* Directions:
Collect all lines below with the string "circle".
——————————
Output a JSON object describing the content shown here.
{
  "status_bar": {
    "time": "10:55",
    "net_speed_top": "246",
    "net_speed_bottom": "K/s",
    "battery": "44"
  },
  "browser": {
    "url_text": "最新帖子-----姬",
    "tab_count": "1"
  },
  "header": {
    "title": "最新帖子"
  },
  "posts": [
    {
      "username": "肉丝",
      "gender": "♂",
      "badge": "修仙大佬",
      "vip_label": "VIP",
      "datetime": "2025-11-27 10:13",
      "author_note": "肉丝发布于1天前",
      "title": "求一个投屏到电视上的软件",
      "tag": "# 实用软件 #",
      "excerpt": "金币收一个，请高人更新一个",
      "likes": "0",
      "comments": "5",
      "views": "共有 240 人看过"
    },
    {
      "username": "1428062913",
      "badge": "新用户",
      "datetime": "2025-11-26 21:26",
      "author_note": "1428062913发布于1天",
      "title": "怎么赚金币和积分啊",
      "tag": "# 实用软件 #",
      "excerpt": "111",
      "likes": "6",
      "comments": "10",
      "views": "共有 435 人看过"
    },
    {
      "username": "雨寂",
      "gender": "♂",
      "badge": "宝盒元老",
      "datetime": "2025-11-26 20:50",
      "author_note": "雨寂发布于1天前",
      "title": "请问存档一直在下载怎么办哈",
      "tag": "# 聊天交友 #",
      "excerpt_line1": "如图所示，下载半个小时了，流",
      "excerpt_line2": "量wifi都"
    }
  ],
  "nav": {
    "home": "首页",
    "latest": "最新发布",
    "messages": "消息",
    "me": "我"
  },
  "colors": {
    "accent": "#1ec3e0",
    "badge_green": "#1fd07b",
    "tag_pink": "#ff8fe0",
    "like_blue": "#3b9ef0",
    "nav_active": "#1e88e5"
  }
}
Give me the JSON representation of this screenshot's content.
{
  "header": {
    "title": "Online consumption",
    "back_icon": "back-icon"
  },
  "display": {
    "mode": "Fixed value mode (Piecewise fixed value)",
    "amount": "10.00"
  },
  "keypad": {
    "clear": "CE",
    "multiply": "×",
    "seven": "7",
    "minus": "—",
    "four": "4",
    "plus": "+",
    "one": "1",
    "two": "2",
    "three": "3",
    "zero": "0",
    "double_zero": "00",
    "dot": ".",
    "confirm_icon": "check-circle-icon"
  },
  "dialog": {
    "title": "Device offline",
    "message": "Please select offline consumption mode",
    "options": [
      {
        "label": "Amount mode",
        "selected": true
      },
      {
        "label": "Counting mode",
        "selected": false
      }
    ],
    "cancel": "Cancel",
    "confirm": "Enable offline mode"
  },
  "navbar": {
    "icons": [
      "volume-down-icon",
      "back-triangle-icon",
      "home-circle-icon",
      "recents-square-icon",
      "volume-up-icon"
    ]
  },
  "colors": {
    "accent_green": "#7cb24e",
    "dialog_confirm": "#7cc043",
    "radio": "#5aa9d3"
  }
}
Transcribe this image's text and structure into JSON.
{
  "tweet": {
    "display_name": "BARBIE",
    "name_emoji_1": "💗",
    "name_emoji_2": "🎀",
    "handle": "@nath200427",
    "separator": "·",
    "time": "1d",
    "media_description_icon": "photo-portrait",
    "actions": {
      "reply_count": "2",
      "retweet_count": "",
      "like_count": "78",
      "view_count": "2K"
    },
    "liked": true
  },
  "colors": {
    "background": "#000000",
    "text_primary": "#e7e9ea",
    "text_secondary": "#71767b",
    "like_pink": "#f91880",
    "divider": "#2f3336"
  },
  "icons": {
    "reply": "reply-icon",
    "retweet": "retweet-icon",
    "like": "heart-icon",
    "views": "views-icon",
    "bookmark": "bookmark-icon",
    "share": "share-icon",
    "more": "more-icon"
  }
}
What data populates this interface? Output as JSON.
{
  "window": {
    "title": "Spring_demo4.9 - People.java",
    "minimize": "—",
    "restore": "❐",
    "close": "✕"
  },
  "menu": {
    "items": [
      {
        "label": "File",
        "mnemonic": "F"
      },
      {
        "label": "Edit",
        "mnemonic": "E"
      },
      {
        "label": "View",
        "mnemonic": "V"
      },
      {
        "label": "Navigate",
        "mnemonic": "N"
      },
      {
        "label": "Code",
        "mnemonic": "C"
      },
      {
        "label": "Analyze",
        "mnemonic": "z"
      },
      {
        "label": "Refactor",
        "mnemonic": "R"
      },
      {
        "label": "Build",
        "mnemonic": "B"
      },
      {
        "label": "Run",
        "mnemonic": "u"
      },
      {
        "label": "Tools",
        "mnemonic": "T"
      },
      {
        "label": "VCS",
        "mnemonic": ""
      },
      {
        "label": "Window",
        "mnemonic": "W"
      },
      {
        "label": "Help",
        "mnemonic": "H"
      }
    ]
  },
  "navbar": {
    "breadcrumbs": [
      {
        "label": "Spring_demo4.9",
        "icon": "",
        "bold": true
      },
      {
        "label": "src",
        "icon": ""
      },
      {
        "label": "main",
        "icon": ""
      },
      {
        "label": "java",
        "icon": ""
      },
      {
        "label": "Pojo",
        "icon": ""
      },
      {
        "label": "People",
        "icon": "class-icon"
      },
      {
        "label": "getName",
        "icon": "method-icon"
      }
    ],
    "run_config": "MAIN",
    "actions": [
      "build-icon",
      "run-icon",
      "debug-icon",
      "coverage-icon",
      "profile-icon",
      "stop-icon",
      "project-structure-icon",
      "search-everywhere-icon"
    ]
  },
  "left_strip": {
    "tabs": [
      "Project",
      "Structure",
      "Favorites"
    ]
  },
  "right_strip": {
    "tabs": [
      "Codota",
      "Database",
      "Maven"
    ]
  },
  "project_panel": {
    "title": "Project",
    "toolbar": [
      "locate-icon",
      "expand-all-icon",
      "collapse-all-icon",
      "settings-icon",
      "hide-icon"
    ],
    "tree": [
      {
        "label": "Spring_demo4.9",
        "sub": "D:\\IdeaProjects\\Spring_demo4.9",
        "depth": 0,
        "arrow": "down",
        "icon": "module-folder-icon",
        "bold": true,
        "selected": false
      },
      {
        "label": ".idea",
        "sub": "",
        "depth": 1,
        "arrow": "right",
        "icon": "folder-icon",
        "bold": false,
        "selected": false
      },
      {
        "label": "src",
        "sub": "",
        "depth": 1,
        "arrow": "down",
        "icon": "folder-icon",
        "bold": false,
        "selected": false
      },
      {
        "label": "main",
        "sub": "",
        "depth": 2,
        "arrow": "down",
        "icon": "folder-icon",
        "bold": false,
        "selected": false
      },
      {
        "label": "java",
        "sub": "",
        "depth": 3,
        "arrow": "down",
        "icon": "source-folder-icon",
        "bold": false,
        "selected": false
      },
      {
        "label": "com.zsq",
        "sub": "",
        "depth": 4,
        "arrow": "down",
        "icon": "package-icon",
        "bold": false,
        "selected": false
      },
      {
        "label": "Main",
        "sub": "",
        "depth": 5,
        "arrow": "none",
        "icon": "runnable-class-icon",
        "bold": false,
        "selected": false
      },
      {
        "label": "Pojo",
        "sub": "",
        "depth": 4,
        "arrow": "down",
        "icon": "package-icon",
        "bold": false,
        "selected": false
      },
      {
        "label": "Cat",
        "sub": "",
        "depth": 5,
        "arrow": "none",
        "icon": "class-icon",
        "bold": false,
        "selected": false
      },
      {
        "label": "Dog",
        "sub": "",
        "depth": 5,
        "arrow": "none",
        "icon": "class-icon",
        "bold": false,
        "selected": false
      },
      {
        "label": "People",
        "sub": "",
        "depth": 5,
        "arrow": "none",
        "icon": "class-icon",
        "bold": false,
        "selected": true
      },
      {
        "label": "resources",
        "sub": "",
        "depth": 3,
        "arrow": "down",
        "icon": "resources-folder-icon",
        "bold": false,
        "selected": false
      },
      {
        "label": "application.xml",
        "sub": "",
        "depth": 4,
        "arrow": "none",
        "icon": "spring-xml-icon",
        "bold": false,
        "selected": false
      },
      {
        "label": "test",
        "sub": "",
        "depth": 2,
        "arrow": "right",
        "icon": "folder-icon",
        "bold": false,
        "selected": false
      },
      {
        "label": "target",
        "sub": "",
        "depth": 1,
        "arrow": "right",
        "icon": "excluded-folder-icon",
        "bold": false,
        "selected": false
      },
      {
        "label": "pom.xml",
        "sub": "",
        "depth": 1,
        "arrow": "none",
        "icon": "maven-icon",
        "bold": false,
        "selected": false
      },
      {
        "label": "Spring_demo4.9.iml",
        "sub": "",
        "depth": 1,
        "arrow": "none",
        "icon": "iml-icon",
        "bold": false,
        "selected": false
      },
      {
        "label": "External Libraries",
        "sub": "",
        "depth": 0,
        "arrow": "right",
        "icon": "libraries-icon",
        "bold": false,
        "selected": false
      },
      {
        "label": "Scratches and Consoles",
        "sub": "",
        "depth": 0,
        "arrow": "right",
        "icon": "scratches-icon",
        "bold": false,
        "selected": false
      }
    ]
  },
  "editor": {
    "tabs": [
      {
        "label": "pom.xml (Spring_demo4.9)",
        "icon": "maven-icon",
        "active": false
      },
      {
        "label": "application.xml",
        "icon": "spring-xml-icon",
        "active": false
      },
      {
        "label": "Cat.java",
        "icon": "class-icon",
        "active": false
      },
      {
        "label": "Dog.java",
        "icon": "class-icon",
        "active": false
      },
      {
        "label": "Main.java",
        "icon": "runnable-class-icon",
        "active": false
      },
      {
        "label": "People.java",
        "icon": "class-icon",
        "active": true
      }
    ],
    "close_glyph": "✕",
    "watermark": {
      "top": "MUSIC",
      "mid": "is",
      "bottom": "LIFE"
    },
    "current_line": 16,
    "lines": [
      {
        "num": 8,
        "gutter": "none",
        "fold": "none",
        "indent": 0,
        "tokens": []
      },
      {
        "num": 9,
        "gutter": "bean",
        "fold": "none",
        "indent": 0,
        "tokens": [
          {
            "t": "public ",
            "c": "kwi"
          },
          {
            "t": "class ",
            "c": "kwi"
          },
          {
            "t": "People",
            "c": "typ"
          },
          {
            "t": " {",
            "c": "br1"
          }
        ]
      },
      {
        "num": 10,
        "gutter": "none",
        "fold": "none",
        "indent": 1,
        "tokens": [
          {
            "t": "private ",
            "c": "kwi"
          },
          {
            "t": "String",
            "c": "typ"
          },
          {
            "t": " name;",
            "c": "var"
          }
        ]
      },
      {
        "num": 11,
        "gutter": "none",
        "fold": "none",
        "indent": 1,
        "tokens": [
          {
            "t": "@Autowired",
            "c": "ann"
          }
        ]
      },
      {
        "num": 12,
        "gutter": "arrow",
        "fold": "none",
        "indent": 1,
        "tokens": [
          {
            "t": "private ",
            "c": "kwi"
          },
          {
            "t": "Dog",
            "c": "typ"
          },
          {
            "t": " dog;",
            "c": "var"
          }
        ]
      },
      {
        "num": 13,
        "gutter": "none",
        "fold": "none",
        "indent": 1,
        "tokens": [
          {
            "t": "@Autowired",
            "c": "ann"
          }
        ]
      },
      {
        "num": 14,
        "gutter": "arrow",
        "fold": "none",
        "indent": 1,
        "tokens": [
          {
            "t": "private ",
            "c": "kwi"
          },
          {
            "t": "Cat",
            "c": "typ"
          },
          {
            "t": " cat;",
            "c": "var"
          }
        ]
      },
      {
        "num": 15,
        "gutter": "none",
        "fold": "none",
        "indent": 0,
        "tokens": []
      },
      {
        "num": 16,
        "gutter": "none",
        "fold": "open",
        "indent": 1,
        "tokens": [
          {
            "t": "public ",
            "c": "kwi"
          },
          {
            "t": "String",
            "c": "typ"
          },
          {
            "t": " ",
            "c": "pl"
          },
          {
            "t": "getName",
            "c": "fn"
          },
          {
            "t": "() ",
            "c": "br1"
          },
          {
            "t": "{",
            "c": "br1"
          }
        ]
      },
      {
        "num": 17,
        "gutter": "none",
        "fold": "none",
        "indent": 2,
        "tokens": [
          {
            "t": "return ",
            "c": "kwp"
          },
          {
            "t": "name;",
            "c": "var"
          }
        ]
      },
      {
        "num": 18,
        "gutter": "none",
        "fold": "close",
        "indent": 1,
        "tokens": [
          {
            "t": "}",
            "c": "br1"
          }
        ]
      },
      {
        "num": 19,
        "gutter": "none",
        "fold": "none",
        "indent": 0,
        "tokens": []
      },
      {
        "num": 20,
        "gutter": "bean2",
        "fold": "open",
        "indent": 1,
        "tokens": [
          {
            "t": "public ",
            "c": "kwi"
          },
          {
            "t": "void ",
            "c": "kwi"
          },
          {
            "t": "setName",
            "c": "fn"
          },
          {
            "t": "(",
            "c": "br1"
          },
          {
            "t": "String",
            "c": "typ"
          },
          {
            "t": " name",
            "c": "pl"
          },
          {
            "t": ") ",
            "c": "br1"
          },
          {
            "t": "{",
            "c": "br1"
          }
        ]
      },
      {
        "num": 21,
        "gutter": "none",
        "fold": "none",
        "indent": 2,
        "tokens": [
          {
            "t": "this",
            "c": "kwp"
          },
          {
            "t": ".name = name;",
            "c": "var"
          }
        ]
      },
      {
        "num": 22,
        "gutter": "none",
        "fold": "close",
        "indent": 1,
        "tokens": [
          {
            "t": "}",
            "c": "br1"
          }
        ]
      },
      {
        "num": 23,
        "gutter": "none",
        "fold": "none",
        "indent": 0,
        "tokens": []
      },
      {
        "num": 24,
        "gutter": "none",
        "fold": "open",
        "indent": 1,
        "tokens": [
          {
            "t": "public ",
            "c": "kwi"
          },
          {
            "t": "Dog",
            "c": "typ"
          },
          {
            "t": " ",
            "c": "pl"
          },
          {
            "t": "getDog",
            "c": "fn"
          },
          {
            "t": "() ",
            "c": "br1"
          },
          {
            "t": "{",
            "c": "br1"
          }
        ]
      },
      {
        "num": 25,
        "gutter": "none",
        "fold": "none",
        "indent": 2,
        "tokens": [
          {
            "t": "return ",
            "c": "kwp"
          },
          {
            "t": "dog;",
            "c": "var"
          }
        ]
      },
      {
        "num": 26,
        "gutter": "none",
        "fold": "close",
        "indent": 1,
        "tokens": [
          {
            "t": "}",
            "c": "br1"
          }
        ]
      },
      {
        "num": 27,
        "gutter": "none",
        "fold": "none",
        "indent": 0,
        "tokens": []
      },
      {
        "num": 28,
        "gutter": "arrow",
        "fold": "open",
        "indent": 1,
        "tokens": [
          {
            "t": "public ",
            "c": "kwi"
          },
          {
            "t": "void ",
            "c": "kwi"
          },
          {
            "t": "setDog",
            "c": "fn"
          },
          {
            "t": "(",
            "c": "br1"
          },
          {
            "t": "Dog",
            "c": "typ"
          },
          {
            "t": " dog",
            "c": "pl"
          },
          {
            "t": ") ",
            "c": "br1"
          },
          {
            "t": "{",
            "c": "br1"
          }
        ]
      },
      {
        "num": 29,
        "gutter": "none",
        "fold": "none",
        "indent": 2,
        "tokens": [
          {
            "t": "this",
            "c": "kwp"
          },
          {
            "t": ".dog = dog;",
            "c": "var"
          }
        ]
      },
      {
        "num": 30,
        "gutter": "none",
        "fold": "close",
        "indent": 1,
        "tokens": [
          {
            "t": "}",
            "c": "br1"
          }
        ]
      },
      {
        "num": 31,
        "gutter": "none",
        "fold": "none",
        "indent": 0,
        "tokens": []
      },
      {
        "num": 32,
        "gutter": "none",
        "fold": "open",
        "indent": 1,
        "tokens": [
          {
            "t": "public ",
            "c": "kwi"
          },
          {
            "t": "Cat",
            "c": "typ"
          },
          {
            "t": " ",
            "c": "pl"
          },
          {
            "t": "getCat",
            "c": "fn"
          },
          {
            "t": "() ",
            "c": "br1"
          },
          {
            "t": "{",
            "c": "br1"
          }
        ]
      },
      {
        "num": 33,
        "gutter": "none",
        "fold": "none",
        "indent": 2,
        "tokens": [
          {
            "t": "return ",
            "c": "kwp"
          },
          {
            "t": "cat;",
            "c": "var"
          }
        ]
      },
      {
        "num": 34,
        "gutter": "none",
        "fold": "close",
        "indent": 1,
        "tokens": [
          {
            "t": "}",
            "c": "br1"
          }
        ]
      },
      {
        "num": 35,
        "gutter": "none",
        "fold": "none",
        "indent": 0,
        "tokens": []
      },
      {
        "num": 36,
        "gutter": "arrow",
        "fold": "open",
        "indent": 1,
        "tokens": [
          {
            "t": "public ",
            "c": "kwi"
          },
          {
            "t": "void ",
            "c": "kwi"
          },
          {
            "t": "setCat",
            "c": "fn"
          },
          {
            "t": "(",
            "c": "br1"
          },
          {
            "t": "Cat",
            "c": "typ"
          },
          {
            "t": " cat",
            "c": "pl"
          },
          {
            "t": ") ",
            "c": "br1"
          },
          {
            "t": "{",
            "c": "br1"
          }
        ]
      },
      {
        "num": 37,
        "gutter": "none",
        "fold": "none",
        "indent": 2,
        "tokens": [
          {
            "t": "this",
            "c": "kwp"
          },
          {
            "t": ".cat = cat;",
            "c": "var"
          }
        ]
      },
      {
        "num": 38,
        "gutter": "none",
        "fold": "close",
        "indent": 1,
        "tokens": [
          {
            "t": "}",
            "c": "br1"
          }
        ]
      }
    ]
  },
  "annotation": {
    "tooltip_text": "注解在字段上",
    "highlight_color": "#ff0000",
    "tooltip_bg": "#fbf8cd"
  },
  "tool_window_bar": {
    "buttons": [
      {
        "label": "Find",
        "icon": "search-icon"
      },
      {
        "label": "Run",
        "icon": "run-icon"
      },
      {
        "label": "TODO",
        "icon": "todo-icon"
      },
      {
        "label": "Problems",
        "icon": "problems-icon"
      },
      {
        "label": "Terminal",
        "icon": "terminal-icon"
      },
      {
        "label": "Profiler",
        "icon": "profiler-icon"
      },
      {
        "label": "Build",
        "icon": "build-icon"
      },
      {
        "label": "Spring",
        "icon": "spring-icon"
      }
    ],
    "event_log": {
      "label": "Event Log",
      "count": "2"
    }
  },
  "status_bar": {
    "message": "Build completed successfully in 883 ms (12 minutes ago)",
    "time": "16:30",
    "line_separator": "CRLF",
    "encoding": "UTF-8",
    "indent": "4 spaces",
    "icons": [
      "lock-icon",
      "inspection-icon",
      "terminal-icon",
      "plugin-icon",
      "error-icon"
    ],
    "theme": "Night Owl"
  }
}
——————————
* Output:
    "confirm_icon": "check-circle-icon"
      "home-circle-icon",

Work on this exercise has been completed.